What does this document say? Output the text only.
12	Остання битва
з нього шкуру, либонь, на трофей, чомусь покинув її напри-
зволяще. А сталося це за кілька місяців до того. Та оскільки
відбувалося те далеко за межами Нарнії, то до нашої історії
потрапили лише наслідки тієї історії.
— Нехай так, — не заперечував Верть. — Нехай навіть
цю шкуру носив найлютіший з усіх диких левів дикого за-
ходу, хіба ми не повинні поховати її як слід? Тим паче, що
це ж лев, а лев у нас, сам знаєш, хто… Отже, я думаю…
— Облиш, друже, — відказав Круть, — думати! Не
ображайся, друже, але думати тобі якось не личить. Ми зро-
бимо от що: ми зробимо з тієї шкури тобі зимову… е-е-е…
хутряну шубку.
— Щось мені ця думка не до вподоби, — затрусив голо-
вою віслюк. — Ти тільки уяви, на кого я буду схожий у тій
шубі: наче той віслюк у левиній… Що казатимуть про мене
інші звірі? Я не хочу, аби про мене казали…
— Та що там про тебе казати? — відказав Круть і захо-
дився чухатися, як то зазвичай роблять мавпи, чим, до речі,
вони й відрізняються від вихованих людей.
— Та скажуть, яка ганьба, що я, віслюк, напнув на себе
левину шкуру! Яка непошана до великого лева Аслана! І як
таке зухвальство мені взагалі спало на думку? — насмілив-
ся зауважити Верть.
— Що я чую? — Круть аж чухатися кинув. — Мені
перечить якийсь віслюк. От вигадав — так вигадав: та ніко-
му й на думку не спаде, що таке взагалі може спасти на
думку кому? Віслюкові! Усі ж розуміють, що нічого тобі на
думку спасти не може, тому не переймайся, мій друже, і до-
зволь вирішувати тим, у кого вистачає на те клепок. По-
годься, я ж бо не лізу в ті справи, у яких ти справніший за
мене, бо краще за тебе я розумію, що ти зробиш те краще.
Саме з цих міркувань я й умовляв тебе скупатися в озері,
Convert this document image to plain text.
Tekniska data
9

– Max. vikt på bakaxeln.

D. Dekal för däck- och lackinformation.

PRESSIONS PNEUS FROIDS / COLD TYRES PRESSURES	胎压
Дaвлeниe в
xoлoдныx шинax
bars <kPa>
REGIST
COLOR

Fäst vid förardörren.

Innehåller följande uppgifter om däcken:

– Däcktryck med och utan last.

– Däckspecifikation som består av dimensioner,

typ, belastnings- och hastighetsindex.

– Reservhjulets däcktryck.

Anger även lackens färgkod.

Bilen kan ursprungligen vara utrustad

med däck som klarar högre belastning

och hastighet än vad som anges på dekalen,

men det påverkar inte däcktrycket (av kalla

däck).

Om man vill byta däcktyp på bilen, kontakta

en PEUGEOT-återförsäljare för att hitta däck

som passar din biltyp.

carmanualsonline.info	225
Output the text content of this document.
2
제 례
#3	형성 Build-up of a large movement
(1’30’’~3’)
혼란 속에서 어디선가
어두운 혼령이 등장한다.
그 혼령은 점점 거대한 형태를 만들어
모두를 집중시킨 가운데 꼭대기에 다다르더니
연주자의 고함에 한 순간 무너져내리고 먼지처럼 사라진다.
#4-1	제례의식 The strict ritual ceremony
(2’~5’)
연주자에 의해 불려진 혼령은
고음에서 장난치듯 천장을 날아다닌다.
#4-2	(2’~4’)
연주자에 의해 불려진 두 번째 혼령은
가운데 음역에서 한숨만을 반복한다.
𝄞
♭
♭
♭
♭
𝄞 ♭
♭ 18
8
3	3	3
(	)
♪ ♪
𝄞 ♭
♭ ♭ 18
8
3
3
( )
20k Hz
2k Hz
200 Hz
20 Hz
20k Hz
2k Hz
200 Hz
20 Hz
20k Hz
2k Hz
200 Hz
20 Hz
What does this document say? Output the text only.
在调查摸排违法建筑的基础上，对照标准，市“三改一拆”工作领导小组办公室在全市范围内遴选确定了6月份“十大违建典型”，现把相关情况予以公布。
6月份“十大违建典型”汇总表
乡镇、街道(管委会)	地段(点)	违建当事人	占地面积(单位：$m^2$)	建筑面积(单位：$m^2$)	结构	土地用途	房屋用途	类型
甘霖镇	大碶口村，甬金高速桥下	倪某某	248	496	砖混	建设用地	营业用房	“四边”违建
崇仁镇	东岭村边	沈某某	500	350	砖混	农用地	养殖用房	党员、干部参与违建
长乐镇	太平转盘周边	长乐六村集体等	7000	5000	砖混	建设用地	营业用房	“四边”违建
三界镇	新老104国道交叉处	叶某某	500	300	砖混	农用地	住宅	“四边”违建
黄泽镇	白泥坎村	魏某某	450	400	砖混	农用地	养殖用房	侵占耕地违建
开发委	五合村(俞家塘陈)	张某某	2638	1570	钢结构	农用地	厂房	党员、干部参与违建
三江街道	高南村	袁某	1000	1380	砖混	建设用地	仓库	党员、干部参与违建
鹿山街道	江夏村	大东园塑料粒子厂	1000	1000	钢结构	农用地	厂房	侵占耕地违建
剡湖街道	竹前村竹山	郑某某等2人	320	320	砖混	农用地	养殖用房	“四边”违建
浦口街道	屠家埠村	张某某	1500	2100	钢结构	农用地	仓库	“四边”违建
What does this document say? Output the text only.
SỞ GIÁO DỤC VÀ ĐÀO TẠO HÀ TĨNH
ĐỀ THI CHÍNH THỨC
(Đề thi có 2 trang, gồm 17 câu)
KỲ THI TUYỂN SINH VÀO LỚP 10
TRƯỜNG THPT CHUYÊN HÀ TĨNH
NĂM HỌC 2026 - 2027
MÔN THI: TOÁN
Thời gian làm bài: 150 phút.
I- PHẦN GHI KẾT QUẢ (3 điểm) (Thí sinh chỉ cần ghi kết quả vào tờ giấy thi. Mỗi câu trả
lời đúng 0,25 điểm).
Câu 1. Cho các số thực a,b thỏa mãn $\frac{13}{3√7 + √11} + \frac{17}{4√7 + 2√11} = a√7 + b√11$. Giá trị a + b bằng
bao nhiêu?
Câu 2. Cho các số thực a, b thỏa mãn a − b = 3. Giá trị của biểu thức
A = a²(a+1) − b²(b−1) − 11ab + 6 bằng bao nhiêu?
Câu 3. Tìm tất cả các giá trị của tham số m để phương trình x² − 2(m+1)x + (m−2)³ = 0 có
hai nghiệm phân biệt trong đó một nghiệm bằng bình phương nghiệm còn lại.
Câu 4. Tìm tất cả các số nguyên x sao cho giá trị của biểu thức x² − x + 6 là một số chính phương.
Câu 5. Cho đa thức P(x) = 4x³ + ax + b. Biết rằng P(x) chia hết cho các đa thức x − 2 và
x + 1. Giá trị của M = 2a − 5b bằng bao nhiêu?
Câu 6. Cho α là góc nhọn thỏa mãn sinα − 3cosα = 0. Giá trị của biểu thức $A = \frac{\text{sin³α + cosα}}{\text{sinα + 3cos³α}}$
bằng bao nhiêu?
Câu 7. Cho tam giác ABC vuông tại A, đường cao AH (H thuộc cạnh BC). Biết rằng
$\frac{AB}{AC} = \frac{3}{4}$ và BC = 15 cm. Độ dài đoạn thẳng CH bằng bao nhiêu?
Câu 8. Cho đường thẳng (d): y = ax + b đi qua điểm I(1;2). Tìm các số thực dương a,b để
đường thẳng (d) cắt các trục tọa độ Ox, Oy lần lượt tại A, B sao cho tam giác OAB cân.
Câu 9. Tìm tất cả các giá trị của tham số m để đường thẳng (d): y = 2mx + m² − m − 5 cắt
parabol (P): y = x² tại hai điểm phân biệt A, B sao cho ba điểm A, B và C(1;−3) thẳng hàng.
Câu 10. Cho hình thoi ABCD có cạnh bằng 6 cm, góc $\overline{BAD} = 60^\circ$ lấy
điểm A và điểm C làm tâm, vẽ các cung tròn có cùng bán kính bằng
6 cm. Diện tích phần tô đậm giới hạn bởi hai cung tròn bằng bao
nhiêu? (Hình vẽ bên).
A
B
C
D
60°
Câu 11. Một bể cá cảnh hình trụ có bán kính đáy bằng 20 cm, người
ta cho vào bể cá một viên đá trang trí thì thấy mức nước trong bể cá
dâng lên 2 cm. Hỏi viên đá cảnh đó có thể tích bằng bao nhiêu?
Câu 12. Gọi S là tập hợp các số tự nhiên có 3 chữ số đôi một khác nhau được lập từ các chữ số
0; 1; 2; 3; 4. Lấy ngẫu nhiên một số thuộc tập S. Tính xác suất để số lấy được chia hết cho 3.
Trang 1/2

--- --- ---

* **The task**
Provide the count, and nothing else, of lines in the data above where the word "được" occurs.

* **Exercise output**
2